What is being asked → Nothing in the records may be left out or altered; reproduce them all exactly.

· · ·

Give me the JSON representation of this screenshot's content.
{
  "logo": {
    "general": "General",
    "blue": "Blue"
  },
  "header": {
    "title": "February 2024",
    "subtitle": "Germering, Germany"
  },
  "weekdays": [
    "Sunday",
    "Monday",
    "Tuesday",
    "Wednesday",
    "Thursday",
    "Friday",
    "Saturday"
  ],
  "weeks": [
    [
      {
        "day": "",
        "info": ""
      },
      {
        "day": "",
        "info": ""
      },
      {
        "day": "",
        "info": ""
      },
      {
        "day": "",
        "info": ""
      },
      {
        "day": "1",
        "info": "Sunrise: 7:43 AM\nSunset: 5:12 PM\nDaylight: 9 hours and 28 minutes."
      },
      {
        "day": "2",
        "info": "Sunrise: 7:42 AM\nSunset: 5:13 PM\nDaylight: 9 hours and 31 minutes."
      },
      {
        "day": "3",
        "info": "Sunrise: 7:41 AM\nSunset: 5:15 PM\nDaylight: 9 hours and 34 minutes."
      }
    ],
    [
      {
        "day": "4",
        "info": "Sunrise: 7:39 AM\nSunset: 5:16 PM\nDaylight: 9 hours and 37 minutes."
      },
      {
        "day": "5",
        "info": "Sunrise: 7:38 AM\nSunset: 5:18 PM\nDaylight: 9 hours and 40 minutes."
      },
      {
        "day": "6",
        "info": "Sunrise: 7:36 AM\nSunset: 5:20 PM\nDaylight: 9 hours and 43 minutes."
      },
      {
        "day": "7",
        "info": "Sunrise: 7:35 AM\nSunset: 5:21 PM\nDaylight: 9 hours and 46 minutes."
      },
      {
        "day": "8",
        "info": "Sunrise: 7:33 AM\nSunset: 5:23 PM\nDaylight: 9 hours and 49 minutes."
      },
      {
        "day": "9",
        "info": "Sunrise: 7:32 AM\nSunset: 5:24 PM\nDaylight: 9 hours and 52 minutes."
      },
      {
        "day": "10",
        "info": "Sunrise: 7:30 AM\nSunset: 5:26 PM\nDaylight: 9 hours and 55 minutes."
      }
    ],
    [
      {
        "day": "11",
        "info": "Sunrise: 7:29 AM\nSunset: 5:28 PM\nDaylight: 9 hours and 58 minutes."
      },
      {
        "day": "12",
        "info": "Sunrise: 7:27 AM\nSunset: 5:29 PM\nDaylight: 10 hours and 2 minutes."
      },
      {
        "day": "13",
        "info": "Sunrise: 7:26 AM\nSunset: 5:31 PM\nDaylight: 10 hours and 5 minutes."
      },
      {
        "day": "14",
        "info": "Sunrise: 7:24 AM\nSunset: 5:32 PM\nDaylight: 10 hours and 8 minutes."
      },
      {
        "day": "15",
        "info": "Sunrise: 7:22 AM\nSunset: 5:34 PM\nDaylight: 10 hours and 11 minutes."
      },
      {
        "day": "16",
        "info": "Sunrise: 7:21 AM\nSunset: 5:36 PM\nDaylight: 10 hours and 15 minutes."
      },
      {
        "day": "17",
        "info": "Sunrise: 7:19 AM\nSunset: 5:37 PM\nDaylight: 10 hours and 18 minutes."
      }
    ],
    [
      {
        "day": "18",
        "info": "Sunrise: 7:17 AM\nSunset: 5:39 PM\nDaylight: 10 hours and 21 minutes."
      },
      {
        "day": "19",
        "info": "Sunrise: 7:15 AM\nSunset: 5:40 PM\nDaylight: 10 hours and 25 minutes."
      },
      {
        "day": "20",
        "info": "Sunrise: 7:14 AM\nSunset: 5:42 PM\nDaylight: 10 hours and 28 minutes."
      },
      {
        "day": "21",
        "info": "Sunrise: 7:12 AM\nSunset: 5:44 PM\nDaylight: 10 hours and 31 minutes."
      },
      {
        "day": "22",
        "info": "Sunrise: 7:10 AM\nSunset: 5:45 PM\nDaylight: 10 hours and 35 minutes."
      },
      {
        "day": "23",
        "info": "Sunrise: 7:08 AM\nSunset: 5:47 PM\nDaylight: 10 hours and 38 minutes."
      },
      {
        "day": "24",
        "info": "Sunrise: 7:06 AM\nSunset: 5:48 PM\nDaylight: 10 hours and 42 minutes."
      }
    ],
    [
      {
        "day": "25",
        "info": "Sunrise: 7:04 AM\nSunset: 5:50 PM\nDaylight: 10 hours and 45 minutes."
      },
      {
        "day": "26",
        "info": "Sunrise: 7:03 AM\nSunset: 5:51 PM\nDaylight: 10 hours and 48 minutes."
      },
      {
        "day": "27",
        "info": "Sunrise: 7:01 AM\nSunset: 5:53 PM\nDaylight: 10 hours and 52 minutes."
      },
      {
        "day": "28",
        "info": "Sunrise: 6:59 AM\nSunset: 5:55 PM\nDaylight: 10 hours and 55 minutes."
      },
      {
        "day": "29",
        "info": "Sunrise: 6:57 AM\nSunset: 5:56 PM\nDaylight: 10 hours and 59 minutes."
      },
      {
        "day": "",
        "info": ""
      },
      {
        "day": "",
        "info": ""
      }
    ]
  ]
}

· · ·

Solved problem →
Give me the JSON representation of this screenshot's content.
{
  "logo": {
    "general": "General",
    "blue": "Blue"
  },
  "header": {
    "title": "February 2024",
    "subtitle": "Germering, Germany"
  },
  "weekdays": [
    "Sunday",
    "Monday",
    "Tuesday",
    "Wednesday",
    "Thursday",
    "Friday",
    "Saturday"
  ],
  "weeks": [
    [
      {
        "day": "",
        "info": ""
      },
      {
        "day": "",
        "info": ""
      },
      {
        "day": "",
        "info": ""
      },
      {
        "day": "",
        "info": ""
      },
      {
        "day": "1",
        "info": "Sunrise: 7:43 AM\nSunset: 5:12 PM\nDaylight: 9 hours and 28 minutes."
      },
      {
        "day": "2",
        "info": "Sunrise: 7:42 AM\nSunset: 5:13 PM\nDaylight: 9 hours and 31 minutes."
      },
      {
        "day": "3",
        "info": "Sunrise: 7:41 AM\nSunset: 5:15 PM\nDaylight: 9 hours and 34 minutes."
      }
    ],
    [
      {
        "day": "4",
        "info": "Sunrise: 7:39 AM\nSunset: 5:16 PM\nDaylight: 9 hours and 37 minutes."
      },
      {
        "day": "5",
        "info": "Sunrise: 7:38 AM\nSunset: 5:18 PM\nDaylight: 9 hours and 40 minutes."
      },
      {
        "day": "6",
        "info": "Sunrise: 7:36 AM\nSunset: 5:20 PM\nDaylight: 9 hours and 43 minutes."
      },
      {
        "day": "7",
        "info": "Sunrise: 7:35 AM\nSunset: 5:21 PM\nDaylight: 9 hours and 46 minutes."
      },
      {
        "day": "8",
        "info": "Sunrise: 7:33 AM\nSunset: 5:23 PM\nDaylight: 9 hours and 49 minutes."
      },
      {
        "day": "9",
        "info": "Sunrise: 7:32 AM\nSunset: 5:24 PM\nDaylight: 9 hours and 52 minutes."
      },
      {
        "day": "10",
        "info": "Sunrise: 7:30 AM\nSunset: 5:26 PM\nDaylight: 9 hours and 55 minutes."
      }
    ],
    [
      {
        "day": "11",
        "info": "Sunrise: 7:29 AM\nSunset: 5:28 PM\nDaylight: 9 hours and 58 minutes."
      },
      {
        "day": "12",
        "info": "Sunrise: 7:27 AM\nSunset: 5:29 PM\nDaylight: 10 hours and 2 minutes."
      },
      {
        "day": "13",
        "info": "Sunrise: 7:26 AM\nSunset: 5:31 PM\nDaylight: 10 hours and 5 minutes."
      },
      {
        "day": "14",
        "info": "Sunrise: 7:24 AM\nSunset: 5:32 PM\nDaylight: 10 hours and 8 minutes."
      },
      {
        "day": "15",
        "info": "Sunrise: 7:22 AM\nSunset: 5:34 PM\nDaylight: 10 hours and 11 minutes."
      },
      {
        "day": "16",
        "info": "Sunrise: 7:21 AM\nSunset: 5:36 PM\nDaylight: 10 hours and 15 minutes."
      },
      {
        "day": "17",
        "info": "Sunrise: 7:19 AM\nSunset: 5:37 PM\nDaylight: 10 hours and 18 minutes."
      }
    ],
    [
      {
        "day": "18",
        "info": "Sunrise: 7:17 AM\nSunset: 5:39 PM\nDaylight: 10 hours and 21 minutes."
      },
      {
        "day": "19",
        "info": "Sunrise: 7:15 AM\nSunset: 5:40 PM\nDaylight: 10 hours and 25 minutes."
      },
      {
        "day": "20",
        "info": "Sunrise: 7:14 AM\nSunset: 5:42 PM\nDaylight: 10 hours and 28 minutes."
      },
      {
        "day": "21",
        "info": "Sunrise: 7:12 AM\nSunset: 5:44 PM\nDaylight: 10 hours and 31 minutes."
      },
      {
        "day": "22",
        "info": "Sunrise: 7:10 AM\nSunset: 5:45 PM\nDaylight: 10 hours and 35 minutes."
      },
      {
        "day": "23",
        "info": "Sunrise: 7:08 AM\nSunset: 5:47 PM\nDaylight: 10 hours and 38 minutes."
      },
      {
        "day": "24",
        "info": "Sunrise: 7:06 AM\nSunset: 5:48 PM\nDaylight: 10 hours and 42 minutes."
      }
    ],
    [
      {
        "day": "25",
        "info": "Sunrise: 7:04 AM\nSunset: 5:50 PM\nDaylight: 10 hours and 45 minutes."
      },
      {
        "day": "26",
        "info": "Sunrise: 7:03 AM\nSunset: 5:51 PM\nDaylight: 10 hours and 48 minutes."
      },
      {
        "day": "27",
        "info": "Sunrise: 7:01 AM\nSunset: 5:53 PM\nDaylight: 10 hours and 52 minutes."
      },
      {
        "day": "28",
        "info": "Sunrise: 6:59 AM\nSunset: 5:55 PM\nDaylight: 10 hours and 55 minutes."
      },
      {
        "day": "29",
        "info": "Sunrise: 6:57 AM\nSunset: 5:56 PM\nDaylight: 10 hours and 59 minutes."
      },
      {
        "day": "",
        "info": ""
      },
      {
        "day": "",
        "info": ""
      }
    ]
  ]
}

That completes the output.